> [TASK DETAILS]: Make an exact copy of all the entries, with the pictures left out.
::::::::
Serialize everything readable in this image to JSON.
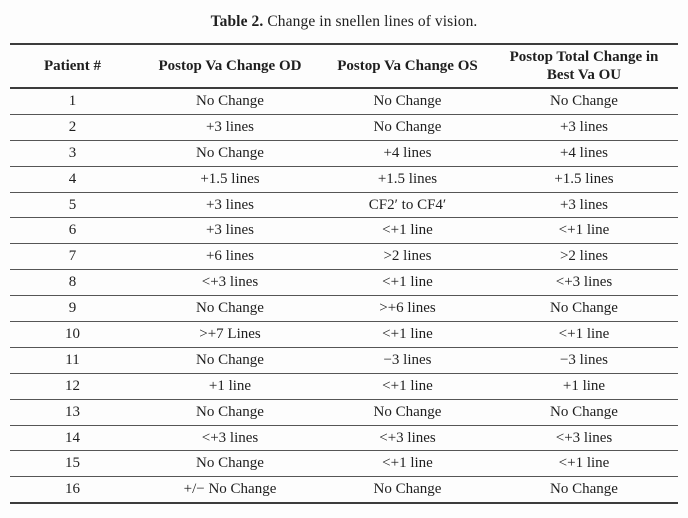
{
  "caption": {
    "label": "Table 2.",
    "text": "Change in snellen lines of vision."
  },
  "table": {
    "columns": [
      "Patient #",
      "Postop Va Change OD",
      "Postop Va Change OS",
      "Postop Total Change in Best Va OU"
    ],
    "rows": [
      [
        "1",
        "No Change",
        "No Change",
        "No Change"
      ],
      [
        "2",
        "+3 lines",
        "No Change",
        "+3 lines"
      ],
      [
        "3",
        "No Change",
        "+4 lines",
        "+4 lines"
      ],
      [
        "4",
        "+1.5 lines",
        "+1.5 lines",
        "+1.5 lines"
      ],
      [
        "5",
        "+3 lines",
        "CF2′ to CF4′",
        "+3 lines"
      ],
      [
        "6",
        "+3 lines",
        "<+1 line",
        "<+1 line"
      ],
      [
        "7",
        "+6 lines",
        ">2 lines",
        ">2 lines"
      ],
      [
        "8",
        "<+3 lines",
        "<+1 line",
        "<+3 lines"
      ],
      [
        "9",
        "No Change",
        ">+6 lines",
        "No Change"
      ],
      [
        "10",
        ">+7 Lines",
        "<+1 line",
        "<+1 line"
      ],
      [
        "11",
        "No Change",
        "−3 lines",
        "−3 lines"
      ],
      [
        "12",
        "+1 line",
        "<+1 line",
        "+1 line"
      ],
      [
        "13",
        "No Change",
        "No Change",
        "No Change"
      ],
      [
        "14",
        "<+3 lines",
        "<+3 lines",
        "<+3 lines"
      ],
      [
        "15",
        "No Change",
        "<+1 line",
        "<+1 line"
      ],
      [
        "16",
        "+/− No Change",
        "No Change",
        "No Change"
      ]
    ]
  }
}
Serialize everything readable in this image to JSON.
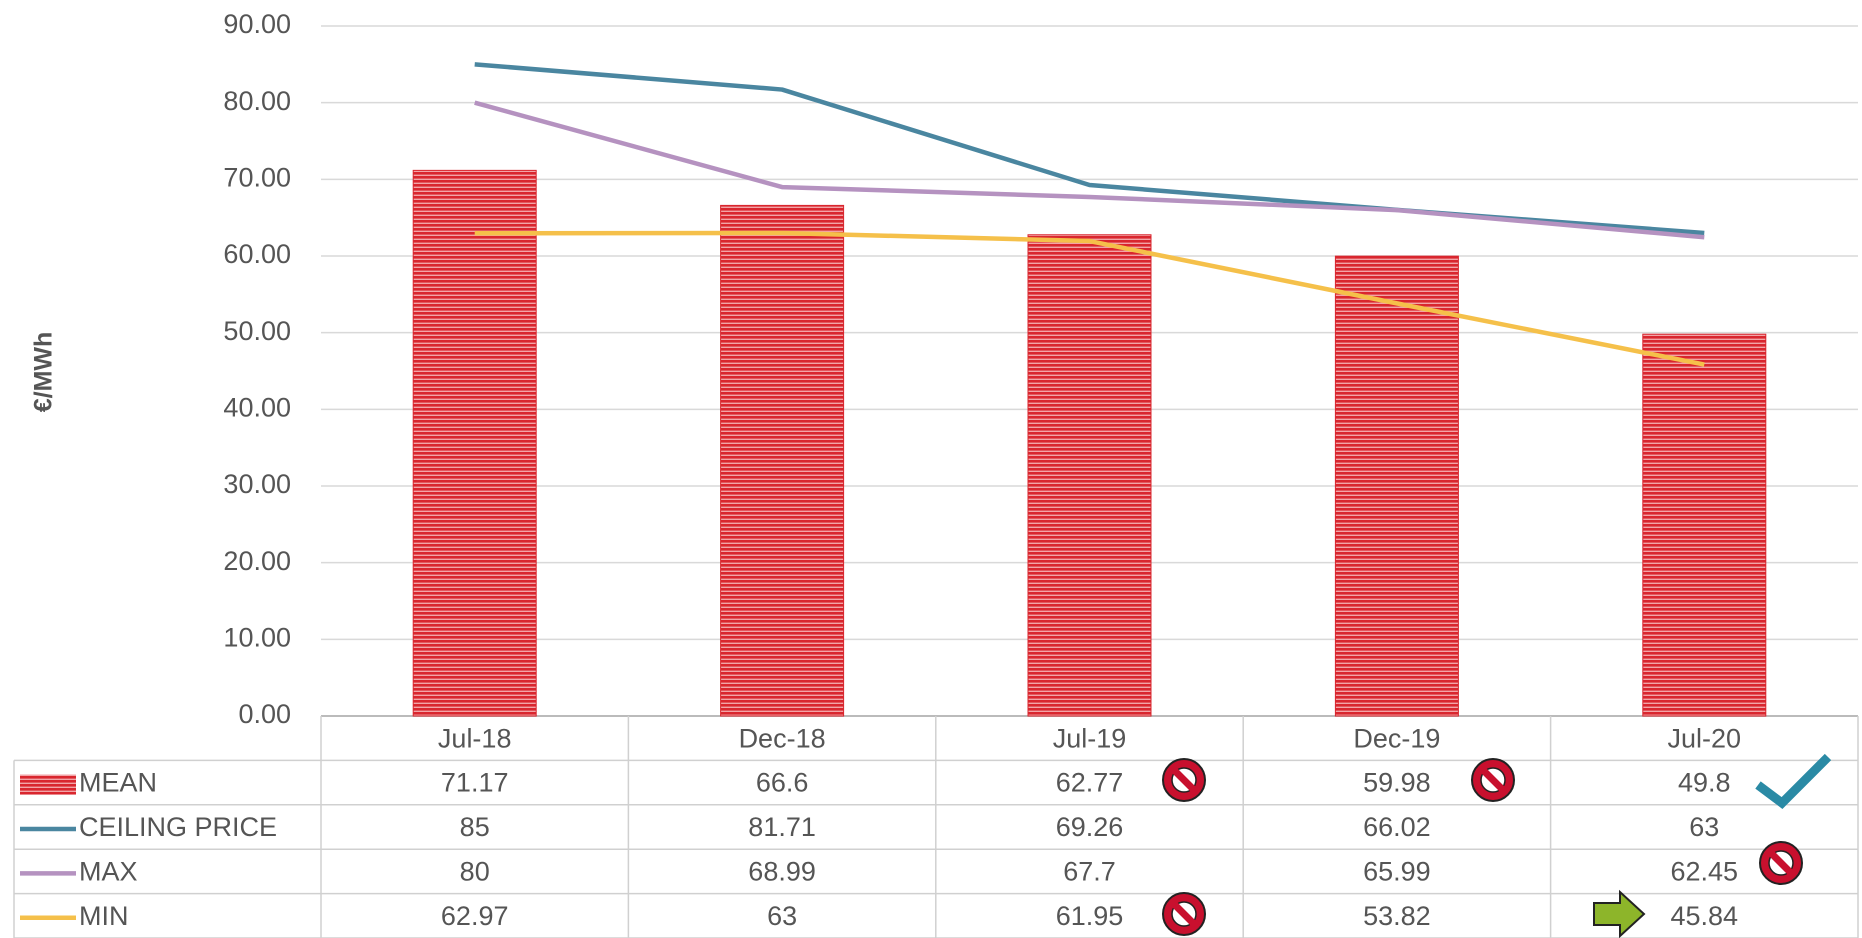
{
  "chart_data": {
    "type": "bar_line_table",
    "y_label": "€/MWh",
    "categories": [
      "Jul-18",
      "Dec-18",
      "Jul-19",
      "Dec-19",
      "Jul-20"
    ],
    "series": [
      {
        "name": "MEAN",
        "type": "bar",
        "color": "#d9262e",
        "values": [
          71.17,
          66.6,
          62.77,
          59.98,
          49.8
        ]
      },
      {
        "name": "CEILING PRICE",
        "type": "line",
        "color": "#4a86a0",
        "values": [
          85,
          81.71,
          69.26,
          66.02,
          63
        ]
      },
      {
        "name": "MAX",
        "type": "line",
        "color": "#b592c0",
        "values": [
          80,
          68.99,
          67.7,
          65.99,
          62.45
        ]
      },
      {
        "name": "MIN",
        "type": "line",
        "color": "#f5c04a",
        "values": [
          62.97,
          63,
          61.95,
          53.82,
          45.84
        ]
      }
    ],
    "ylim": [
      0,
      90
    ],
    "yticks": [
      {
        "value": 0,
        "label": "0.00"
      },
      {
        "value": 10,
        "label": "10.00"
      },
      {
        "value": 20,
        "label": "20.00"
      },
      {
        "value": 30,
        "label": "30.00"
      },
      {
        "value": 40,
        "label": "40.00"
      },
      {
        "value": 50,
        "label": "50.00"
      },
      {
        "value": 60,
        "label": "60.00"
      },
      {
        "value": 70,
        "label": "70.00"
      },
      {
        "value": 80,
        "label": "80.00"
      },
      {
        "value": 90,
        "label": "90.00"
      }
    ],
    "grid": true
  }
}
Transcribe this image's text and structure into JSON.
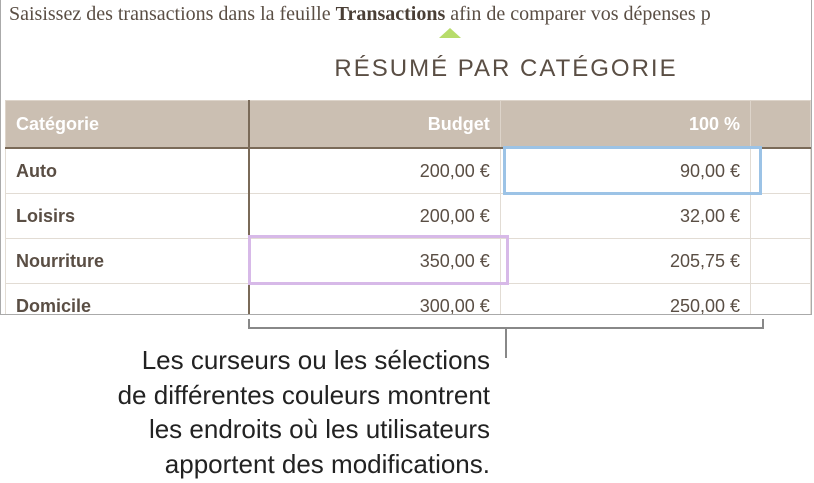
::::::::
> [RESPONSE]:
Serialize everything readable in this image to JSON.
{
  "caption": {
    "label": "Table 2.",
    "text": "Change in snellen lines of vision."
  },
  "table": {
    "columns": [
      "Patient #",
      "Postop Va Change OD",
      "Postop Va Change OS",
      "Postop Total Change in Best Va OU"
    ],
    "rows": [
      [
        "1",
        "No Change",
        "No Change",
        "No Change"
      ],
      [
        "2",
        "+3 lines",
        "No Change",
        "+3 lines"
      ],
      [
        "3",
        "No Change",
        "+4 lines",
        "+4 lines"
      ],
      [
        "4",
        "+1.5 lines",
        "+1.5 lines",
        "+1.5 lines"
      ],
      [
        "5",
        "+3 lines",
        "CF2′ to CF4′",
        "+3 lines"
      ],
      [
        "6",
        "+3 lines",
        "<+1 line",
        "<+1 line"
      ],
      [
        "7",
        "+6 lines",
        ">2 lines",
        ">2 lines"
      ],
      [
        "8",
        "<+3 lines",
        "<+1 line",
        "<+3 lines"
      ],
      [
        "9",
        "No Change",
        ">+6 lines",
        "No Change"
      ],
      [
        "10",
        ">+7 Lines",
        "<+1 line",
        "<+1 line"
      ],
      [
        "11",
        "No Change",
        "−3 lines",
        "−3 lines"
      ],
      [
        "12",
        "+1 line",
        "<+1 line",
        "+1 line"
      ],
      [
        "13",
        "No Change",
        "No Change",
        "No Change"
      ],
      [
        "14",
        "<+3 lines",
        "<+3 lines",
        "<+3 lines"
      ],
      [
        "15",
        "No Change",
        "<+1 line",
        "<+1 line"
      ],
      [
        "16",
        "+/− No Change",
        "No Change",
        "No Change"
      ]
    ]
  }
}
Serialize everything readable in this image to JSON.
{
  "chart_data": {
    "type": "bar_line_table",
    "y_label": "€/MWh",
    "categories": [
      "Jul-18",
      "Dec-18",
      "Jul-19",
      "Dec-19",
      "Jul-20"
    ],
    "series": [
      {
        "name": "MEAN",
        "type": "bar",
        "color": "#d9262e",
        "values": [
          71.17,
          66.6,
          62.77,
          59.98,
          49.8
        ]
      },
      {
        "name": "CEILING PRICE",
        "type": "line",
        "color": "#4a86a0",
        "values": [
          85,
          81.71,
          69.26,
          66.02,
          63
        ]
      },
      {
        "name": "MAX",
        "type": "line",
        "color": "#b592c0",
        "values": [
          80,
          68.99,
          67.7,
          65.99,
          62.45
        ]
      },
      {
        "name": "MIN",
        "type": "line",
        "color": "#f5c04a",
        "values": [
          62.97,
          63,
          61.95,
          53.82,
          45.84
        ]
      }
    ],
    "ylim": [
      0,
      90
    ],
    "yticks": [
      {
        "value": 0,
        "label": "0.00"
      },
      {
        "value": 10,
        "label": "10.00"
      },
      {
        "value": 20,
        "label": "20.00"
      },
      {
        "value": 30,
        "label": "30.00"
      },
      {
        "value": 40,
        "label": "40.00"
      },
      {
        "value": 50,
        "label": "50.00"
      },
      {
        "value": 60,
        "label": "60.00"
      },
      {
        "value": 70,
        "label": "70.00"
      },
      {
        "value": 80,
        "label": "80.00"
      },
      {
        "value": 90,
        "label": "90.00"
      }
    ],
    "grid": true
  }
}
Transcribe this image's text and structure into JSON.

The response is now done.